Items from a figure collection:
----------

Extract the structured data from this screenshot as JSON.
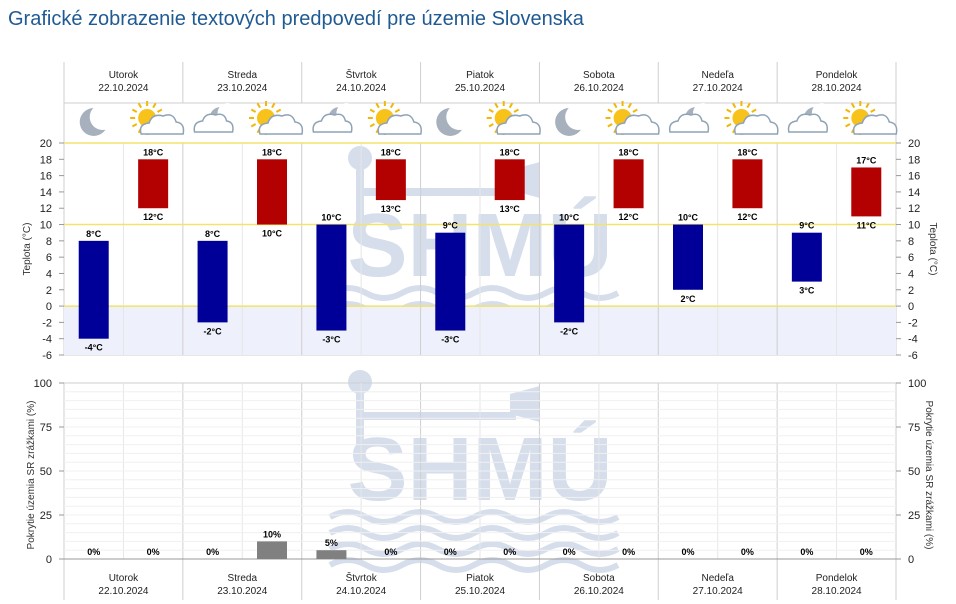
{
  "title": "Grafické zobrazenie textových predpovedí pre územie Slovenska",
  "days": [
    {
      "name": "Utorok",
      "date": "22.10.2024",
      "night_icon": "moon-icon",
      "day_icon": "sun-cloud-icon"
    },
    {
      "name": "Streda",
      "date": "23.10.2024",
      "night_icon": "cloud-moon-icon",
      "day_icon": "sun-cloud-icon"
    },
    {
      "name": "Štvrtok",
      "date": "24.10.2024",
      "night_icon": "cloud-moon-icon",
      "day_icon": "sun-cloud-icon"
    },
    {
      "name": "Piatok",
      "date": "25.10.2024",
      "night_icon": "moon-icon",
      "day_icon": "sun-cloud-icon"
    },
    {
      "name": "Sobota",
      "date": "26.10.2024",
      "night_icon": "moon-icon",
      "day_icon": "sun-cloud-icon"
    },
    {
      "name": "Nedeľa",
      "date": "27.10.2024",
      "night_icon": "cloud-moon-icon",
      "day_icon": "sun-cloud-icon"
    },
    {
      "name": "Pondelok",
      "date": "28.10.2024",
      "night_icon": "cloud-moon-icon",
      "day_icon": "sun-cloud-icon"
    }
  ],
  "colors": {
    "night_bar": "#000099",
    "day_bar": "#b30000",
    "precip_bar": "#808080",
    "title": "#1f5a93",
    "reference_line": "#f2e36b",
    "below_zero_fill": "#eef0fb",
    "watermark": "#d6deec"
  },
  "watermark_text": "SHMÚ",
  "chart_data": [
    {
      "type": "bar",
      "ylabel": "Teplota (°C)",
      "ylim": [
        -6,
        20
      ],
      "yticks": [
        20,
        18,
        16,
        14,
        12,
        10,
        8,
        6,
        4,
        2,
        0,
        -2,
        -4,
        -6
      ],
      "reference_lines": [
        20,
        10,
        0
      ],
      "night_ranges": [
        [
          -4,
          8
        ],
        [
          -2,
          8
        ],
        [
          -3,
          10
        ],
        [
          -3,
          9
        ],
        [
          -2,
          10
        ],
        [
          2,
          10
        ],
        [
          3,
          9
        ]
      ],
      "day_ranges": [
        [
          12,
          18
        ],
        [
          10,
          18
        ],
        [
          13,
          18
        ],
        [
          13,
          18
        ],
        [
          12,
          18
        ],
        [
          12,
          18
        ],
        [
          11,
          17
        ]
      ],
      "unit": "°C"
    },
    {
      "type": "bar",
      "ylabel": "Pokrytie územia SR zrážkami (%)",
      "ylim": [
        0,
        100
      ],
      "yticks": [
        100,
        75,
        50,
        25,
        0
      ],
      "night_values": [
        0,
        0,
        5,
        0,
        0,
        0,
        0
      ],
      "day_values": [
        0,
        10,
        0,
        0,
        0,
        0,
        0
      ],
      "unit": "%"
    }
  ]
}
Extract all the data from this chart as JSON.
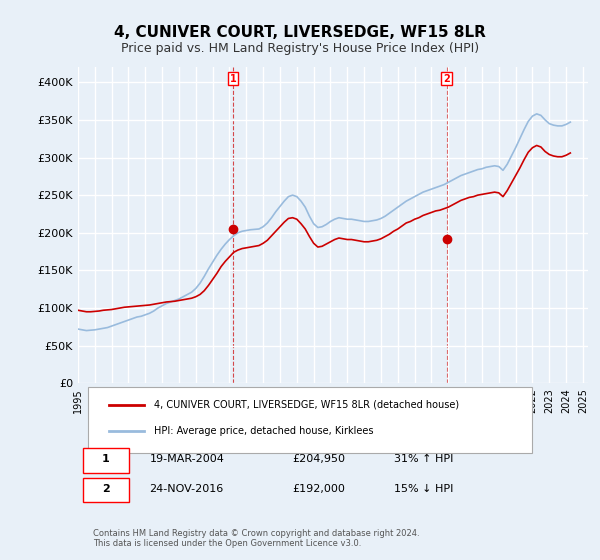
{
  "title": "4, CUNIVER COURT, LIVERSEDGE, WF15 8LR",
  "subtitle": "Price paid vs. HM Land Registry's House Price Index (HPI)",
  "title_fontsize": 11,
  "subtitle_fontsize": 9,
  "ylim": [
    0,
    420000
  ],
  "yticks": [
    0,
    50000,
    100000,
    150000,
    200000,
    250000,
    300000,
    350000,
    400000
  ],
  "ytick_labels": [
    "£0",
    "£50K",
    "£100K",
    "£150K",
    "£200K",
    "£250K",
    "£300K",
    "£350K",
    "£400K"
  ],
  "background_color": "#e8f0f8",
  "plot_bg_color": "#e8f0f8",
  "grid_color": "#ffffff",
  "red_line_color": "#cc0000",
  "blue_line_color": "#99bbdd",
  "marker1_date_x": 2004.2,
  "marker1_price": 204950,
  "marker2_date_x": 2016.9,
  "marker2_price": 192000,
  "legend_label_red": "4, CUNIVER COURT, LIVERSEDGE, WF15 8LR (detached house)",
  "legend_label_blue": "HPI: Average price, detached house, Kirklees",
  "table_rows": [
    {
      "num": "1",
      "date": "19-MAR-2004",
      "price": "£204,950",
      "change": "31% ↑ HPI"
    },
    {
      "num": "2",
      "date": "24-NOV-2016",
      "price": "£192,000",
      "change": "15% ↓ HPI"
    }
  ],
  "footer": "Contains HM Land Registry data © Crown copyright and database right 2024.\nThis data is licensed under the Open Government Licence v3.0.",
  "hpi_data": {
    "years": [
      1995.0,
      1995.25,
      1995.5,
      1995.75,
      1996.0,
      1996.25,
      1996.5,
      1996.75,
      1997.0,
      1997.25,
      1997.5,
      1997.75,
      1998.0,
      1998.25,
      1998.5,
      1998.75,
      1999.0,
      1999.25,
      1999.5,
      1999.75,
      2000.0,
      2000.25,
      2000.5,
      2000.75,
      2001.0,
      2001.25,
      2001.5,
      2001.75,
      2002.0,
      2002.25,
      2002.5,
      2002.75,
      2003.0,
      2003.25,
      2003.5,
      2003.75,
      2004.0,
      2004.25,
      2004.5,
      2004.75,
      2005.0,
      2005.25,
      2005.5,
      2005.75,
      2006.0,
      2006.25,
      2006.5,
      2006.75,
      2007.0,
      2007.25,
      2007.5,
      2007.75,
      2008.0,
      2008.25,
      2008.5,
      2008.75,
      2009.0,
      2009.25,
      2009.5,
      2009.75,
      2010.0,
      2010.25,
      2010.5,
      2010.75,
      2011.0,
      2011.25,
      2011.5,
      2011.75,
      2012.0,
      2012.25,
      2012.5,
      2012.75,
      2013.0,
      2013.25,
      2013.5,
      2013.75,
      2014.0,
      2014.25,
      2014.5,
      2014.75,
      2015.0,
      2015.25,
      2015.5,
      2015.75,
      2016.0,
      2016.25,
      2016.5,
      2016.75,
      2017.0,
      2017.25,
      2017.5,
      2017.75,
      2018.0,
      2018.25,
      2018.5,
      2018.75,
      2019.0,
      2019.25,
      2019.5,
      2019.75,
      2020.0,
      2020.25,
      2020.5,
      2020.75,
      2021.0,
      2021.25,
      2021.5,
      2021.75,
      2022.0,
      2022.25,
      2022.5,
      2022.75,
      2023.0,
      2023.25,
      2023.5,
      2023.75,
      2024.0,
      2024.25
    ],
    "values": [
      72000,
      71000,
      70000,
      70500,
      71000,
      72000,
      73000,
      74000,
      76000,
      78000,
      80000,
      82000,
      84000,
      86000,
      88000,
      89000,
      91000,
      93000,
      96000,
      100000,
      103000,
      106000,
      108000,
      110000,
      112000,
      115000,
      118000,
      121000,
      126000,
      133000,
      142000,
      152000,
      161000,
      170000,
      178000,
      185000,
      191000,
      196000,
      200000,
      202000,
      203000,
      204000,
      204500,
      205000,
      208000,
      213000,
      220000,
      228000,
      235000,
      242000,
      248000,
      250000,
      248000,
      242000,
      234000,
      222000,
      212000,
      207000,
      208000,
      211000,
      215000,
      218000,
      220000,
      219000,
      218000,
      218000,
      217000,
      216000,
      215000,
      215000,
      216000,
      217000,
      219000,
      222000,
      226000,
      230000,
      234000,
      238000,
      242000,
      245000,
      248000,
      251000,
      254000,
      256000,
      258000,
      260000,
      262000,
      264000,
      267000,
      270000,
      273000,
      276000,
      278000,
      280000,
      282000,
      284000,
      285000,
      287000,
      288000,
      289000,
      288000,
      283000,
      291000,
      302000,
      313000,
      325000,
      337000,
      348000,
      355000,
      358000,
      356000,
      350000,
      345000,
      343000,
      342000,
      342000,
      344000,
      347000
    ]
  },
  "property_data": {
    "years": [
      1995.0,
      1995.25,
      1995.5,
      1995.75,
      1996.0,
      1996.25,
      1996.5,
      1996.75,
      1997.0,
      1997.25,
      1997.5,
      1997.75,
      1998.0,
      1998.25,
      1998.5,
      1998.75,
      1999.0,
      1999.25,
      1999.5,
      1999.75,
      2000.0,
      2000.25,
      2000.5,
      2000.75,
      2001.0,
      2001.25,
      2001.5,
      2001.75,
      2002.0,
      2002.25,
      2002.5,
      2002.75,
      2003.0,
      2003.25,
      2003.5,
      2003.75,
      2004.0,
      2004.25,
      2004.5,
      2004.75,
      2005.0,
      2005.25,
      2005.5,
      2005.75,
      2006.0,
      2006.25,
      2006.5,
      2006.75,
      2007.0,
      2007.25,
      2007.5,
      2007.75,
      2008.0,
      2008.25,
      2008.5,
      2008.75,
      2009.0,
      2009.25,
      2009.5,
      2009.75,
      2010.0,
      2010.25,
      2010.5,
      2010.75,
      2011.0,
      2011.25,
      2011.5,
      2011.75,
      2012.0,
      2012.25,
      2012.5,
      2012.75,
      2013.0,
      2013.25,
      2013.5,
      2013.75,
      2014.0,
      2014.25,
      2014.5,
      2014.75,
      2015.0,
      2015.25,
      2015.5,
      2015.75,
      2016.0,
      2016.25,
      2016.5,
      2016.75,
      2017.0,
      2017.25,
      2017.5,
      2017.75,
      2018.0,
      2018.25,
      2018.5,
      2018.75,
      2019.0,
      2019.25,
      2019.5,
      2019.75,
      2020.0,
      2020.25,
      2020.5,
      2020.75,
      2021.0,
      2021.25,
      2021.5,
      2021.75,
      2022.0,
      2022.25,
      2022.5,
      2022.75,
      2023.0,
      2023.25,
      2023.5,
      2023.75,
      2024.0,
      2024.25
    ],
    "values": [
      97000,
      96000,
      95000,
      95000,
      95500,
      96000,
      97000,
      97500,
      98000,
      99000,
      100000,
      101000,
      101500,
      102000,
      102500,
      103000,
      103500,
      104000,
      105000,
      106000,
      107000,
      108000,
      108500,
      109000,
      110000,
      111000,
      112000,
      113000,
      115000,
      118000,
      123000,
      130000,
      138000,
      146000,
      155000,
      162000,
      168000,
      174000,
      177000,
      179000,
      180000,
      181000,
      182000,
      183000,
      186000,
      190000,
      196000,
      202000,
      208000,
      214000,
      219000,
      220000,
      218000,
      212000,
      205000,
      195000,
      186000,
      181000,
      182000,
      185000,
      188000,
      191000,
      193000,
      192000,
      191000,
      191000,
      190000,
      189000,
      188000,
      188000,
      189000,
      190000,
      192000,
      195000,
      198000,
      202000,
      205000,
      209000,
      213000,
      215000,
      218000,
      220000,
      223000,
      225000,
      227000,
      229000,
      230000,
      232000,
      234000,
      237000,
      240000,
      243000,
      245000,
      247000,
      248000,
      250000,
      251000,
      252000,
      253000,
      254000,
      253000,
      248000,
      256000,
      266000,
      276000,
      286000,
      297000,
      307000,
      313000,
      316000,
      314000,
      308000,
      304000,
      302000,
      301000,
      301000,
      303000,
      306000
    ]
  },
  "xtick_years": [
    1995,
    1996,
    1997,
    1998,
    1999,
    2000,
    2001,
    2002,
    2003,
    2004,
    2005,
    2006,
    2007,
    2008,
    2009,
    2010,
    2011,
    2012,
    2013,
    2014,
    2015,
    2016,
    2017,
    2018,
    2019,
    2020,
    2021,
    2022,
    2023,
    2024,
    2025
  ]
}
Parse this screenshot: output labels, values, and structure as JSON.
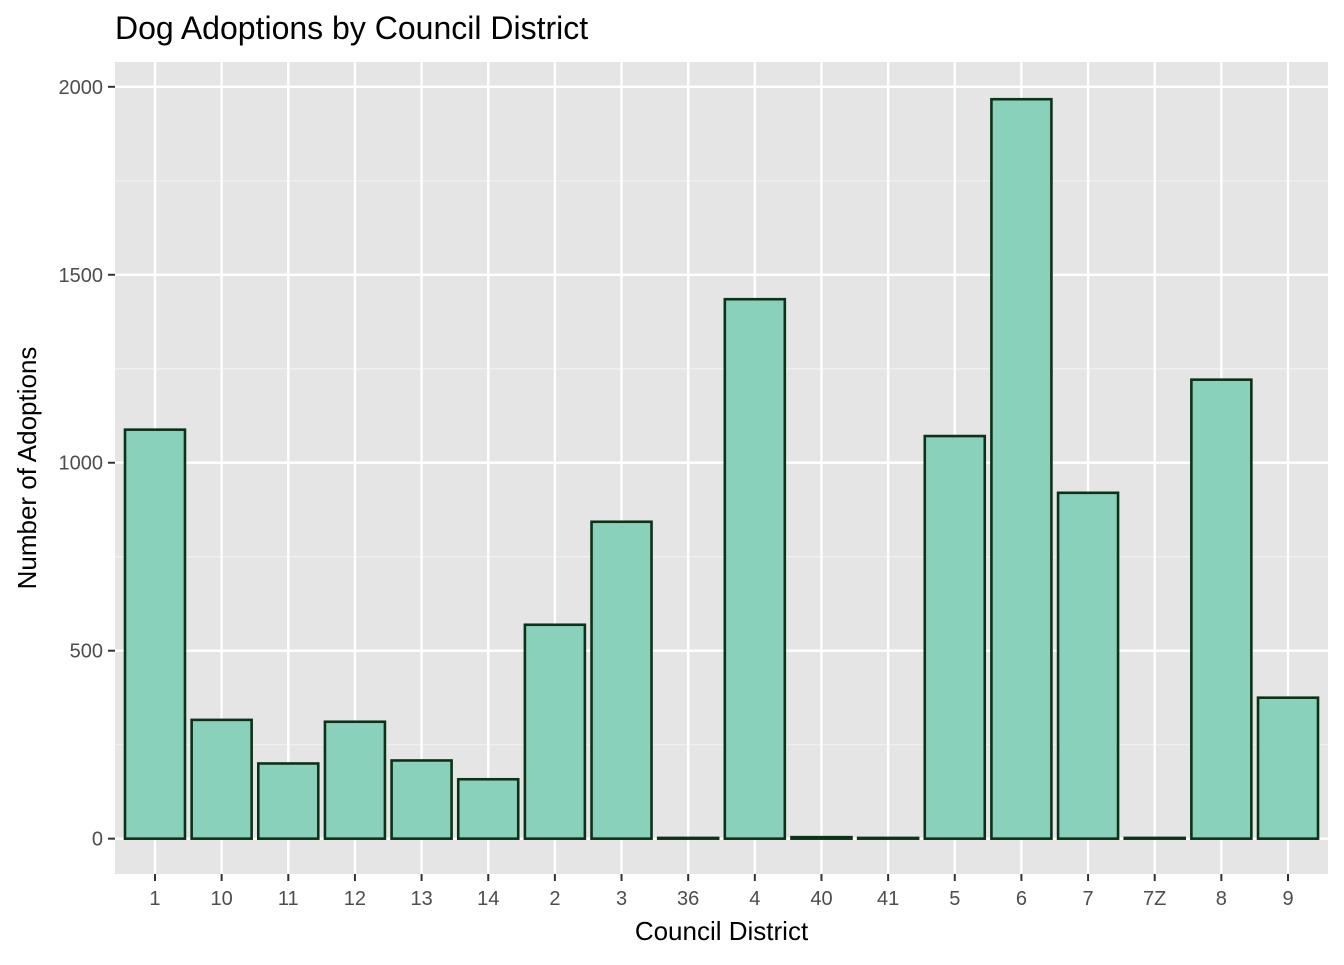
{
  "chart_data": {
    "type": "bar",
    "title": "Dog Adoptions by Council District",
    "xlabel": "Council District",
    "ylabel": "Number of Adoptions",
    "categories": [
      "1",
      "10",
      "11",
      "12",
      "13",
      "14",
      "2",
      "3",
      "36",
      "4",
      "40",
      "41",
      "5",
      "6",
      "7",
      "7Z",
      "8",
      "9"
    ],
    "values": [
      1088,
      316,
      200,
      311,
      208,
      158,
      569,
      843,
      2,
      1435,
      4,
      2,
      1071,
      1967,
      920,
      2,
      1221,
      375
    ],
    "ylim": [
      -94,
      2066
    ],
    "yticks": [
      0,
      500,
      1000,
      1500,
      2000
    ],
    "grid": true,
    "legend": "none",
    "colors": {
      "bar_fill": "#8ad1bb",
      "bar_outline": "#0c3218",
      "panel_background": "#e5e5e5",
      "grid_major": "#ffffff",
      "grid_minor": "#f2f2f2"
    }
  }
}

----------

**Exercise requirements**
Extract, from the listing above, every line where the string "name" occurs.

**Answer to this task**
      "name": "Utorok",
      "name": "Streda",
      "name": "Štvrtok",
      "name": "Piatok",
      "name": "Sobota",
      "name": "Nedeľa",
      "name": "Pondelok",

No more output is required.